Aim of the exercise
Copy the stretch of data from the start through the line containing "example-tag: 【例2.18】 xyxy=(28,93,170,123)" without changing anything, and include both ends.

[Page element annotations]
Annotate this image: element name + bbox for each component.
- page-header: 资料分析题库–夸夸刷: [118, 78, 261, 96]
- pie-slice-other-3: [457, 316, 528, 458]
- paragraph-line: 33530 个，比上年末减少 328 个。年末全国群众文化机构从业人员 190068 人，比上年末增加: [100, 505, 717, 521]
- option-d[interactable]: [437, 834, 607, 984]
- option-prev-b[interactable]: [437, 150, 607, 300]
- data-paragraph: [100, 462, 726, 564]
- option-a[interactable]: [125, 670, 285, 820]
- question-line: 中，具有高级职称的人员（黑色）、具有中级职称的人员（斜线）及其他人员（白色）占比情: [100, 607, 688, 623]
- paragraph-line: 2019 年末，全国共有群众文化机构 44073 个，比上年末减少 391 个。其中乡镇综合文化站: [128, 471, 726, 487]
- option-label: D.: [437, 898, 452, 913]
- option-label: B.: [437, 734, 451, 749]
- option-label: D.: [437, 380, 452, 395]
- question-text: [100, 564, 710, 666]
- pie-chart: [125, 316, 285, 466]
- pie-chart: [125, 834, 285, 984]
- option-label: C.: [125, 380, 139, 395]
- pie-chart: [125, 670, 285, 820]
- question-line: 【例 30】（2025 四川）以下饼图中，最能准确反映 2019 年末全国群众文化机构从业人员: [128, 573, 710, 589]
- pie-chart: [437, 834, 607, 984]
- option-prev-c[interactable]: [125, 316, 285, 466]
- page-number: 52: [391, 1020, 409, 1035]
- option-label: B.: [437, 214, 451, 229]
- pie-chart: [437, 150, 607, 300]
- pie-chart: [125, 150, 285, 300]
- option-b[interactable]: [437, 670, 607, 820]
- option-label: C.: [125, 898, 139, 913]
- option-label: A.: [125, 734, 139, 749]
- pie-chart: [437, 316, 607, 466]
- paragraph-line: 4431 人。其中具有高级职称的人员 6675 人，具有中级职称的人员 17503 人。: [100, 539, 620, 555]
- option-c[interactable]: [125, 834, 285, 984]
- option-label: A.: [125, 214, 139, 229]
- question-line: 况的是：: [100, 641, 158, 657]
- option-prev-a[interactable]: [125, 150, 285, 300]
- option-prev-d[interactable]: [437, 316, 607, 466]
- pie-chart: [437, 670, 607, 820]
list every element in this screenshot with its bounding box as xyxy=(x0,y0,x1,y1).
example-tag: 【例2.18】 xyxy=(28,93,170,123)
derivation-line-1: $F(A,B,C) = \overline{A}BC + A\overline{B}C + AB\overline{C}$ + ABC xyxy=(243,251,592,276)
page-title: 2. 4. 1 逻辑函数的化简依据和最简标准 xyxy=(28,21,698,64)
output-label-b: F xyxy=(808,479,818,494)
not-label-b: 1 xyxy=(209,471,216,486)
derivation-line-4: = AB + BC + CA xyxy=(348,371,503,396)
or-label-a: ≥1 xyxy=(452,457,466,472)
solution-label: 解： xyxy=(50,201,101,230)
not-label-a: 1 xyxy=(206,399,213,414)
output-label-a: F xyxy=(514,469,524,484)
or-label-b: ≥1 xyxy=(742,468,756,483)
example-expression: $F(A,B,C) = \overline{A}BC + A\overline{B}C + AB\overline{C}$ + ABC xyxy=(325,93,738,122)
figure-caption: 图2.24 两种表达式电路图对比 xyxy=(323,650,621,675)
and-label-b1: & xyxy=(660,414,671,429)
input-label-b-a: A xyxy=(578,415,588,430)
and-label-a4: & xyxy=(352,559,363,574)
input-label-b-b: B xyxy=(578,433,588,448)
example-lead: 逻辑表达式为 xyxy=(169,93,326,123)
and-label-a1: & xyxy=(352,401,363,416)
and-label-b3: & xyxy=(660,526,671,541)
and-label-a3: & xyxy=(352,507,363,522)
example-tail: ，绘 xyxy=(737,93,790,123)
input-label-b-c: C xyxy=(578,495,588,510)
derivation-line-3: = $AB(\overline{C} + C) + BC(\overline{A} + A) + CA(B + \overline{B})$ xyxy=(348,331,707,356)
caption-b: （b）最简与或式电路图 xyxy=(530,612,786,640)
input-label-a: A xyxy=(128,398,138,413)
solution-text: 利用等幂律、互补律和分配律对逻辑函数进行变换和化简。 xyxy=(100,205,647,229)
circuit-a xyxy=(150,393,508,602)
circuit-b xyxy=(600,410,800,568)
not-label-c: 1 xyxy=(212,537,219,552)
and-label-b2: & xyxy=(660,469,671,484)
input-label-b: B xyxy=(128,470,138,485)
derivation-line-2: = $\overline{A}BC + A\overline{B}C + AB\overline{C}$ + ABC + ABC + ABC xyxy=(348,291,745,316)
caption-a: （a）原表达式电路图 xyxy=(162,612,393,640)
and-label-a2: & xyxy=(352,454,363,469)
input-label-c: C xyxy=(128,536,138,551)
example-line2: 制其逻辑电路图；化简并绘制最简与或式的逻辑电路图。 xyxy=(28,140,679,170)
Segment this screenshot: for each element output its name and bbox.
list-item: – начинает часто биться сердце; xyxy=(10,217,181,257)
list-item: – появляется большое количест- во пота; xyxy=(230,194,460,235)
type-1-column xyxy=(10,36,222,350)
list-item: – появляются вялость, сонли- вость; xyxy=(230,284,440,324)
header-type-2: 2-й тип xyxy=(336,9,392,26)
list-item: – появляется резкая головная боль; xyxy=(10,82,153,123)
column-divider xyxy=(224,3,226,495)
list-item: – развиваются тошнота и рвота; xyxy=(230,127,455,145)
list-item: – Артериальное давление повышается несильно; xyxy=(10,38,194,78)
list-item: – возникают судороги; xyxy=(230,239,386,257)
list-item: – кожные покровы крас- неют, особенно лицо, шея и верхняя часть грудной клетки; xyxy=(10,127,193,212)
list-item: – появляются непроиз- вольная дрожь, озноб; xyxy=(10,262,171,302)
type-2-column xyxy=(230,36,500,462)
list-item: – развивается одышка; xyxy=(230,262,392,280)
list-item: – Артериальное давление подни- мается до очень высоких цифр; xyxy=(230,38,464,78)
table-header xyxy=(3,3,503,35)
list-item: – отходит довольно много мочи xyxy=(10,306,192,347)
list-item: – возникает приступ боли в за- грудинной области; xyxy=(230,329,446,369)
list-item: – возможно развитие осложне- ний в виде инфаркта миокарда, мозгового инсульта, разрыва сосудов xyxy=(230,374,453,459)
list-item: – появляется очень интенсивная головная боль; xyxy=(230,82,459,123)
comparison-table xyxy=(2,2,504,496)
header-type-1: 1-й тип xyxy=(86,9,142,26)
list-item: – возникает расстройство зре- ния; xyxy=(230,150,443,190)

Task result
Annotate this image: element name + bbox for each component.
- page-header: 资料分析题库–夸夸刷: [118, 78, 261, 96]
- pie-slice-other-3: [457, 316, 528, 458]
- paragraph-line: 33530 个，比上年末减少 328 个。年末全国群众文化机构从业人员 190068 人，比上年末增加: [100, 505, 717, 521]
- option-d[interactable]: [437, 834, 607, 984]
- option-prev-b[interactable]: [437, 150, 607, 300]
- data-paragraph: [100, 462, 726, 564]
- option-a[interactable]: [125, 670, 285, 820]
- question-line: 中，具有高级职称的人员（黑色）、具有中级职称的人员（斜线）及其他人员（白色）占比情: [100, 607, 688, 623]
- paragraph-line: 2019 年末，全国共有群众文化机构 44073 个，比上年末减少 391 个。其中乡镇综合文化站: [128, 471, 726, 487]
- option-label: D.: [437, 898, 452, 913]
- option-label: B.: [437, 734, 451, 749]
- option-label: D.: [437, 380, 452, 395]
- question-text: [100, 564, 710, 666]
- pie-chart: [125, 316, 285, 466]
- pie-chart: [125, 834, 285, 984]
- option-label: C.: [125, 380, 139, 395]
- pie-chart: [125, 670, 285, 820]
- question-line: 【例 30】（2025 四川）以下饼图中，最能准确反映 2019 年末全国群众文化机构从业人员: [128, 573, 710, 589]
- pie-chart: [437, 834, 607, 984]
- option-prev-c[interactable]: [125, 316, 285, 466]
- page-number: 52: [391, 1020, 409, 1035]
- option-label: B.: [437, 214, 451, 229]
- pie-chart: [437, 150, 607, 300]
- pie-chart: [125, 150, 285, 300]
- option-b[interactable]: [437, 670, 607, 820]
- option-label: C.: [125, 898, 139, 913]
- option-label: A.: [125, 734, 139, 749]
- pie-chart: [437, 316, 607, 466]
- paragraph-line: 4431 人。其中具有高级职称的人员 6675 人，具有中级职称的人员 17503 人。: [100, 539, 620, 555]
- option-c[interactable]: [125, 834, 285, 984]
- option-label: A.: [125, 214, 139, 229]
- question-line: 况的是：: [100, 641, 158, 657]
- option-prev-a[interactable]: [125, 150, 285, 300]
- option-prev-d[interactable]: [437, 316, 607, 466]
- pie-chart: [437, 670, 607, 820]
list every element in this screenshot with its bounding box as xyxy=(x0,y0,x1,y1).
example-tag: 【例2.18】 xyxy=(28,93,170,123)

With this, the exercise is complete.